**Exercise goal**
In the copy, include every entry exactly but none of the images.

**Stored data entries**

START

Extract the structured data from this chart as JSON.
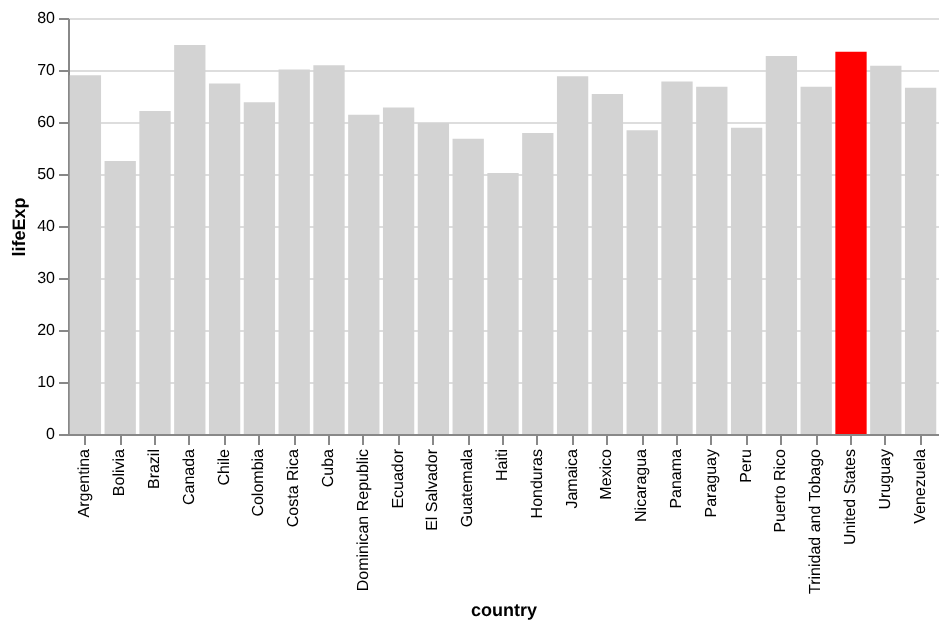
{
  "chart_data": {
    "type": "bar",
    "xlabel": "country",
    "ylabel": "lifeExp",
    "categories": [
      "Argentina",
      "Bolivia",
      "Brazil",
      "Canada",
      "Chile",
      "Colombia",
      "Costa Rica",
      "Cuba",
      "Dominican Republic",
      "Ecuador",
      "El Salvador",
      "Guatemala",
      "Haiti",
      "Honduras",
      "Jamaica",
      "Mexico",
      "Nicaragua",
      "Panama",
      "Paraguay",
      "Peru",
      "Puerto Rico",
      "Trinidad and Tobago",
      "United States",
      "Uruguay",
      "Venezuela"
    ],
    "values": [
      69.0,
      52.5,
      62.1,
      74.8,
      67.4,
      63.8,
      70.1,
      70.9,
      61.4,
      62.8,
      59.8,
      56.8,
      50.2,
      57.9,
      68.8,
      65.4,
      58.4,
      67.8,
      66.8,
      58.9,
      72.7,
      66.8,
      73.5,
      70.8,
      66.6
    ],
    "colors": [
      "#d3d3d3",
      "#d3d3d3",
      "#d3d3d3",
      "#d3d3d3",
      "#d3d3d3",
      "#d3d3d3",
      "#d3d3d3",
      "#d3d3d3",
      "#d3d3d3",
      "#d3d3d3",
      "#d3d3d3",
      "#d3d3d3",
      "#d3d3d3",
      "#d3d3d3",
      "#d3d3d3",
      "#d3d3d3",
      "#d3d3d3",
      "#d3d3d3",
      "#d3d3d3",
      "#d3d3d3",
      "#d3d3d3",
      "#d3d3d3",
      "#ff0000",
      "#d3d3d3",
      "#d3d3d3"
    ],
    "ylim": [
      0,
      80
    ],
    "yticks": [
      0,
      10,
      20,
      30,
      40,
      50,
      60,
      70,
      80
    ],
    "grid": "y"
  }
}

END

**Exercise output**
Extract the structured data from this chart as JSON.
{
  "chart_data": {
    "type": "bar",
    "xlabel": "country",
    "ylabel": "lifeExp",
    "categories": [
      "Argentina",
      "Bolivia",
      "Brazil",
      "Canada",
      "Chile",
      "Colombia",
      "Costa Rica",
      "Cuba",
      "Dominican Republic",
      "Ecuador",
      "El Salvador",
      "Guatemala",
      "Haiti",
      "Honduras",
      "Jamaica",
      "Mexico",
      "Nicaragua",
      "Panama",
      "Paraguay",
      "Peru",
      "Puerto Rico",
      "Trinidad and Tobago",
      "United States",
      "Uruguay",
      "Venezuela"
    ],
    "values": [
      69.0,
      52.5,
      62.1,
      74.8,
      67.4,
      63.8,
      70.1,
      70.9,
      61.4,
      62.8,
      59.8,
      56.8,
      50.2,
      57.9,
      68.8,
      65.4,
      58.4,
      67.8,
      66.8,
      58.9,
      72.7,
      66.8,
      73.5,
      70.8,
      66.6
    ],
    "colors": [
      "#d3d3d3",
      "#d3d3d3",
      "#d3d3d3",
      "#d3d3d3",
      "#d3d3d3",
      "#d3d3d3",
      "#d3d3d3",
      "#d3d3d3",
      "#d3d3d3",
      "#d3d3d3",
      "#d3d3d3",
      "#d3d3d3",
      "#d3d3d3",
      "#d3d3d3",
      "#d3d3d3",
      "#d3d3d3",
      "#d3d3d3",
      "#d3d3d3",
      "#d3d3d3",
      "#d3d3d3",
      "#d3d3d3",
      "#d3d3d3",
      "#ff0000",
      "#d3d3d3",
      "#d3d3d3"
    ],
    "ylim": [
      0,
      80
    ],
    "yticks": [
      0,
      10,
      20,
      30,
      40,
      50,
      60,
      70,
      80
    ],
    "grid": "y"
  }
}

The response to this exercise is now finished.